Dataset excerpts:
========

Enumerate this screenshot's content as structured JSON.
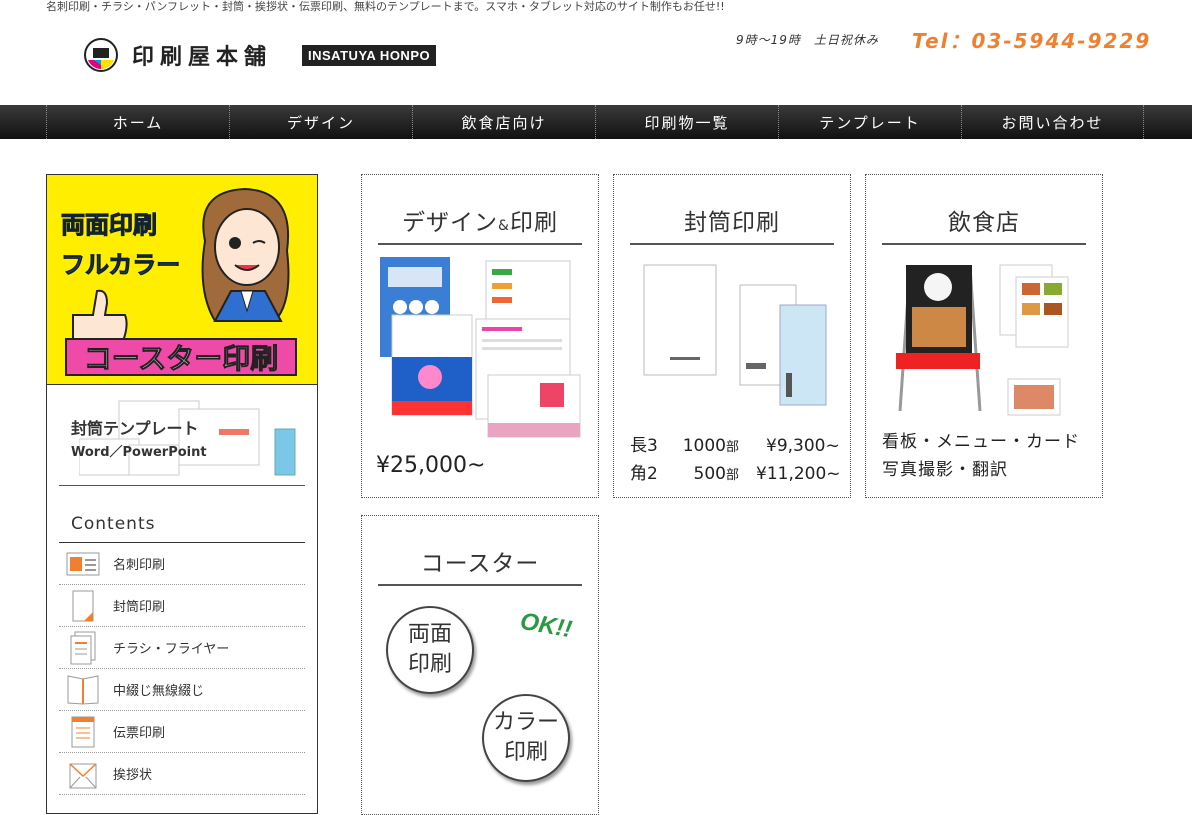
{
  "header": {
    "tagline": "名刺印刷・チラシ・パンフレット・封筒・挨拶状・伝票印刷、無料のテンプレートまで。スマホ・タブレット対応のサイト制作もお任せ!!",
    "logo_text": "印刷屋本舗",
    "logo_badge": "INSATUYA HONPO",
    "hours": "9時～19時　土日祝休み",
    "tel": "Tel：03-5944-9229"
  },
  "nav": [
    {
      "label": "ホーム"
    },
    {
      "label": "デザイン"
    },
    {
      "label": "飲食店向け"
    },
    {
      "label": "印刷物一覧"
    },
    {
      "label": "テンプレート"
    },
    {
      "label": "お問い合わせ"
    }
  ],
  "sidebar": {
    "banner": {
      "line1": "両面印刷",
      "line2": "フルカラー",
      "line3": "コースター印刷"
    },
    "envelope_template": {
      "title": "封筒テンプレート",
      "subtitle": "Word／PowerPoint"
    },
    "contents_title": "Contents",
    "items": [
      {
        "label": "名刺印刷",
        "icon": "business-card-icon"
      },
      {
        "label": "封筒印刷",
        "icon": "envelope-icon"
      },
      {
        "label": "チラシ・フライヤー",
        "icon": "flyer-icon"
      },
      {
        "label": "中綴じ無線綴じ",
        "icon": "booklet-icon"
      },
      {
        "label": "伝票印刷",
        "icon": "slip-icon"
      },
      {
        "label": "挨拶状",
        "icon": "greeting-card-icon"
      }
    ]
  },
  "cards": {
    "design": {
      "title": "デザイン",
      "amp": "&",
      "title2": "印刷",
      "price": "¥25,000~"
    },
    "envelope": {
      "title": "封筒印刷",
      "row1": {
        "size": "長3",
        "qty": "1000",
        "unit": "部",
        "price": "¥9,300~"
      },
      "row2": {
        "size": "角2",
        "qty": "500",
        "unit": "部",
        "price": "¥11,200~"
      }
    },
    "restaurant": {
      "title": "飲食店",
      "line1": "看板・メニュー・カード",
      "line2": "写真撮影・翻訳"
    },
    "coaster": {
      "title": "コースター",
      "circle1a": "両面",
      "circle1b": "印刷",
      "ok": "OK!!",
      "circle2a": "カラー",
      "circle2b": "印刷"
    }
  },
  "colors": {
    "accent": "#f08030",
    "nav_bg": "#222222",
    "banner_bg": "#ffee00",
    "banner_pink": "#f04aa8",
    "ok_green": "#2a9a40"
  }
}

========

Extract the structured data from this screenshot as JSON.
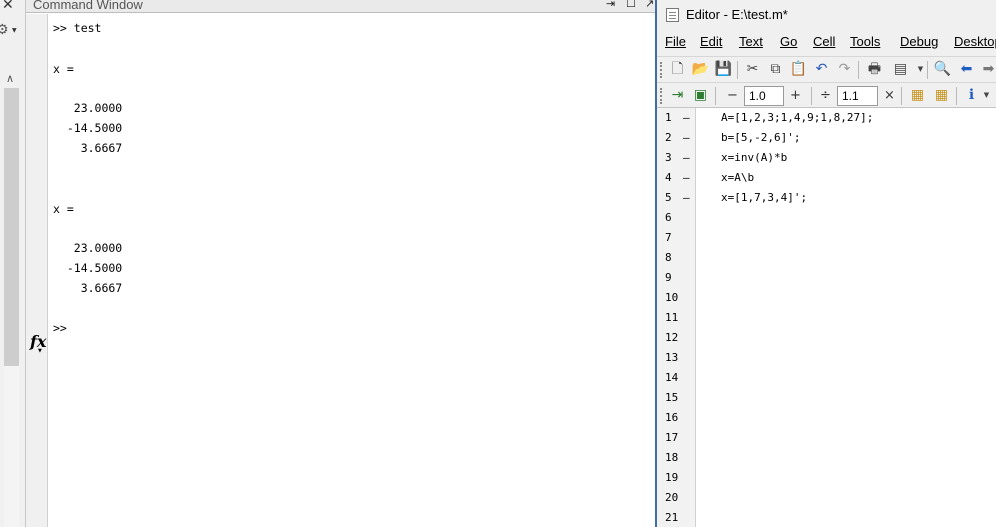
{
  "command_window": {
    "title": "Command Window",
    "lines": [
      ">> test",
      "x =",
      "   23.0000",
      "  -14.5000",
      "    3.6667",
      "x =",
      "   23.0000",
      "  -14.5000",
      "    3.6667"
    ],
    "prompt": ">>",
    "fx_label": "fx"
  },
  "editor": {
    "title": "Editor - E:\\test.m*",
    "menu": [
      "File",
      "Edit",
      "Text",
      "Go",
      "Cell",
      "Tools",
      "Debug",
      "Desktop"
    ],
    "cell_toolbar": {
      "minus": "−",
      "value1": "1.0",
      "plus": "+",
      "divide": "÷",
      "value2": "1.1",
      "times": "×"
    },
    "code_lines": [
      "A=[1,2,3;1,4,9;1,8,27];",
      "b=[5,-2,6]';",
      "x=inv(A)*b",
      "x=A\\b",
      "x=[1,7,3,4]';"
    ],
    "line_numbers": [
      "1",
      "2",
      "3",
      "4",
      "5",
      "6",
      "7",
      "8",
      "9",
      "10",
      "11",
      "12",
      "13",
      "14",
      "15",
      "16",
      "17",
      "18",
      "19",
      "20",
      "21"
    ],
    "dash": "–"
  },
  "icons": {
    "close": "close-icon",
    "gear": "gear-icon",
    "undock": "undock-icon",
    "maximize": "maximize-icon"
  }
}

========

• **EXERCISE AIM**:
Write out every line of the entries that holds the word "this".

• **TASK SOLUTION**:
Enumerate this screenshot's content as structured JSON.
Extract the structured data from this screenshot as JSON.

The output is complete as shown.